## [Stated task]
Wherever a line holds the string "title", copy that line.

## [Figure data in JSON]

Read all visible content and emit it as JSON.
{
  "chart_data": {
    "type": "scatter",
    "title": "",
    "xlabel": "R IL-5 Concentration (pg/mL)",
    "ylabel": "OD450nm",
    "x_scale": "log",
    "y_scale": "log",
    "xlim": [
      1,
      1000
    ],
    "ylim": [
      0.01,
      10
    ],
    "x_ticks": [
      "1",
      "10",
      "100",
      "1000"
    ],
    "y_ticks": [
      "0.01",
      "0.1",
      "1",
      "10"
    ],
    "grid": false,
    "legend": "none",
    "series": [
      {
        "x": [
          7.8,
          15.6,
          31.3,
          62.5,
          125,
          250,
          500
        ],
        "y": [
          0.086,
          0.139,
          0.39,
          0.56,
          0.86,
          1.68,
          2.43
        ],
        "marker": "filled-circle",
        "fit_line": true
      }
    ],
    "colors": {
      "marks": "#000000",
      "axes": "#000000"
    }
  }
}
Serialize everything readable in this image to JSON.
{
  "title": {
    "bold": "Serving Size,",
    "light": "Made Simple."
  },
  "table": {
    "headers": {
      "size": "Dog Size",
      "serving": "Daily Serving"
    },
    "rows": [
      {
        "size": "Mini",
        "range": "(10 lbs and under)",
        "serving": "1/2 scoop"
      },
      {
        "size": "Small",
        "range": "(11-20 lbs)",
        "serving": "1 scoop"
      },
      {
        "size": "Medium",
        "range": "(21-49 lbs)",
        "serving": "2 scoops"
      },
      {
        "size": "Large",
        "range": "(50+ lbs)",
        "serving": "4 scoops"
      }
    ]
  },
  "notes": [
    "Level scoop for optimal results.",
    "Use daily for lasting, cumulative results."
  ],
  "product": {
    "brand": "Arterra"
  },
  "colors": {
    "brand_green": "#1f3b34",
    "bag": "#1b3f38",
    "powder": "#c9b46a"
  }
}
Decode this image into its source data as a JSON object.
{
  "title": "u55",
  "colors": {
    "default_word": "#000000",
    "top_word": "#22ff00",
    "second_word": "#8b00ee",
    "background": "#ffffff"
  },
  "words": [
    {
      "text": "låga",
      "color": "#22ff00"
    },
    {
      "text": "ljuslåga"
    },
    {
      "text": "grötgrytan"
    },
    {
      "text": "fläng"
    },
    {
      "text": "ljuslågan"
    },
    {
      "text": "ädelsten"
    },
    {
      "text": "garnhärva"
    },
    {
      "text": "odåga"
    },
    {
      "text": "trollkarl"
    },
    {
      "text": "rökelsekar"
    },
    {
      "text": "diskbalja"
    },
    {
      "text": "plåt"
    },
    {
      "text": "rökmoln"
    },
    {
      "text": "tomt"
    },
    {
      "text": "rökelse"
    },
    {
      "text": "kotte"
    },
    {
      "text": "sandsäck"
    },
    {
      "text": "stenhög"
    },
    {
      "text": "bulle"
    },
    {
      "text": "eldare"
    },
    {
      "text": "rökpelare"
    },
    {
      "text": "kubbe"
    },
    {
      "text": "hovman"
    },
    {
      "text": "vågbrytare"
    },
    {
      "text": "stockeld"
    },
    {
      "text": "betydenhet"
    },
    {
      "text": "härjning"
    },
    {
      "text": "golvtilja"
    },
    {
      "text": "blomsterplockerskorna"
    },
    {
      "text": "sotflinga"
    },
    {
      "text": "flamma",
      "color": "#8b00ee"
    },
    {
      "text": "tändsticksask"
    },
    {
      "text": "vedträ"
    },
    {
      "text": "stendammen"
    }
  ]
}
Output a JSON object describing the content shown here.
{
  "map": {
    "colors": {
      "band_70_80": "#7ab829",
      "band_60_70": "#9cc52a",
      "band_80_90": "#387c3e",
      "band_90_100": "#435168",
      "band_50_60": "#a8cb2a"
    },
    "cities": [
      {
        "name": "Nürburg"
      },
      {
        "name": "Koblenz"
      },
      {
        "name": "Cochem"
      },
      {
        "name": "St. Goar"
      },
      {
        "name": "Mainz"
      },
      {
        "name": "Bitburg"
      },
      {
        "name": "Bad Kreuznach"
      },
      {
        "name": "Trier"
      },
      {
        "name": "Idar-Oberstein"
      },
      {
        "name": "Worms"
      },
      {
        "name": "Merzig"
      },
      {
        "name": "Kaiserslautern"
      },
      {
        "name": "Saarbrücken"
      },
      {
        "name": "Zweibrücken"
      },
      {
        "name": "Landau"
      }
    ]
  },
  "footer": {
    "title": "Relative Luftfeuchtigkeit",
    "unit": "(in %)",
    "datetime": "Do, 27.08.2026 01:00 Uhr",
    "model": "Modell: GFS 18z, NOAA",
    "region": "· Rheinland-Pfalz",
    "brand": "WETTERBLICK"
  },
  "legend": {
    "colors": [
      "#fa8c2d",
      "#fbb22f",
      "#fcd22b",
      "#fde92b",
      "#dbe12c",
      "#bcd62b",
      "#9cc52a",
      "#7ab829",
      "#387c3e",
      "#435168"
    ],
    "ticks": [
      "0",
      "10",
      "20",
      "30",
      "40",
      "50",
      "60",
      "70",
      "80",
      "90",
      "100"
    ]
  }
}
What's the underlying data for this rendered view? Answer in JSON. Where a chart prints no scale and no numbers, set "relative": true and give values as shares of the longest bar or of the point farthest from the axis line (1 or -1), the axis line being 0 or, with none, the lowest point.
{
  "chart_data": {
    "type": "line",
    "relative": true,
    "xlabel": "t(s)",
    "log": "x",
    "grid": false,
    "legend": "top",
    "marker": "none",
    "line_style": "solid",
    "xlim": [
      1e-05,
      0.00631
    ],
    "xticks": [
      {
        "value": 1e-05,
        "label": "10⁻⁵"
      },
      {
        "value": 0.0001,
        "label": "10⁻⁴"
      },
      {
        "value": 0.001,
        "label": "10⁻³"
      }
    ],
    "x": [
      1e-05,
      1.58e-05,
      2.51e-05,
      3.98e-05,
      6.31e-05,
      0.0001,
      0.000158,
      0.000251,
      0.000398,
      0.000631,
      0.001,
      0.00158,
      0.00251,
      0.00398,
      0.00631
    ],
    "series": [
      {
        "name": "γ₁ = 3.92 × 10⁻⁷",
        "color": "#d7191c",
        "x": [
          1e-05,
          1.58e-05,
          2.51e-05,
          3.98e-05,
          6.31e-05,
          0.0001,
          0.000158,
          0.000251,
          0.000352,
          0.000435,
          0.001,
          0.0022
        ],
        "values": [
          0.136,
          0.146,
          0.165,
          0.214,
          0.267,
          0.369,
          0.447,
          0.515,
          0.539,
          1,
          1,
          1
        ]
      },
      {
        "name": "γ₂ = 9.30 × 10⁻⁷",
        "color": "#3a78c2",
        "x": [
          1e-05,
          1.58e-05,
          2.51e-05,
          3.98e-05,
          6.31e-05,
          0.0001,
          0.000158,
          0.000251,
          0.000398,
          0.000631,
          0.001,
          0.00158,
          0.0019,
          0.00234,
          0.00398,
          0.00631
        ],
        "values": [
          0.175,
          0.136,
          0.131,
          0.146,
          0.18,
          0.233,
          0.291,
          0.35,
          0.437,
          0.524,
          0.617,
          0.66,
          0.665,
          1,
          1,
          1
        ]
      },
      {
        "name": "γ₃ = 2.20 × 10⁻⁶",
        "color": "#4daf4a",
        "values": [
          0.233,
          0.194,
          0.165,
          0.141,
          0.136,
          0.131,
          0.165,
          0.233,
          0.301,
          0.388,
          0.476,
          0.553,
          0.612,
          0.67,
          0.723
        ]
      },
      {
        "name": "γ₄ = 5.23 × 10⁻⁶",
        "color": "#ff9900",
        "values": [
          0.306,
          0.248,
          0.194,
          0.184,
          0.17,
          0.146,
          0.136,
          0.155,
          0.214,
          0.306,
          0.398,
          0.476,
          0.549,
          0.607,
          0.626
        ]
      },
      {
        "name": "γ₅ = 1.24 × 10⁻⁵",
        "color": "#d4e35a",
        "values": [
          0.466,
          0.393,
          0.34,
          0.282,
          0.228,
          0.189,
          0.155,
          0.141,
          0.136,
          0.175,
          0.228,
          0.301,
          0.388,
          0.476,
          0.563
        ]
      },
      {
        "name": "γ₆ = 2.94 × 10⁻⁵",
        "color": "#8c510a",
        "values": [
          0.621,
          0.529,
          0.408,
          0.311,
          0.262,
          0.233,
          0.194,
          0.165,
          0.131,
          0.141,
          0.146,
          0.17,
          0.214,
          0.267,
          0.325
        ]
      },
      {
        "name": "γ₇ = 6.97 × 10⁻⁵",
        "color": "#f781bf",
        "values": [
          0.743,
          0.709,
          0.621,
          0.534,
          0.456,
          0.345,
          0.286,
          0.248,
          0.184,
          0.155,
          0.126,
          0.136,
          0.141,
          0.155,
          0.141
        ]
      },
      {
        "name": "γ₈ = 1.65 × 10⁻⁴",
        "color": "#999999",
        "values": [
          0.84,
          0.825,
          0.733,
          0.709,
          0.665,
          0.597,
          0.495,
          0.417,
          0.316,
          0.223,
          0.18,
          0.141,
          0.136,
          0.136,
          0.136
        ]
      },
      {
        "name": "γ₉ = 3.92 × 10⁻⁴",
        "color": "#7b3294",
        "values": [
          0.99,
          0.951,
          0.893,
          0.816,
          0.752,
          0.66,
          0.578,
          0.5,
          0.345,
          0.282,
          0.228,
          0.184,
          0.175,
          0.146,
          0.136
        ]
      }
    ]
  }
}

## [Response]
    "title": "",
  "title": {
  "title": "u55",
    "title": "Relative Luftfeuchtigkeit",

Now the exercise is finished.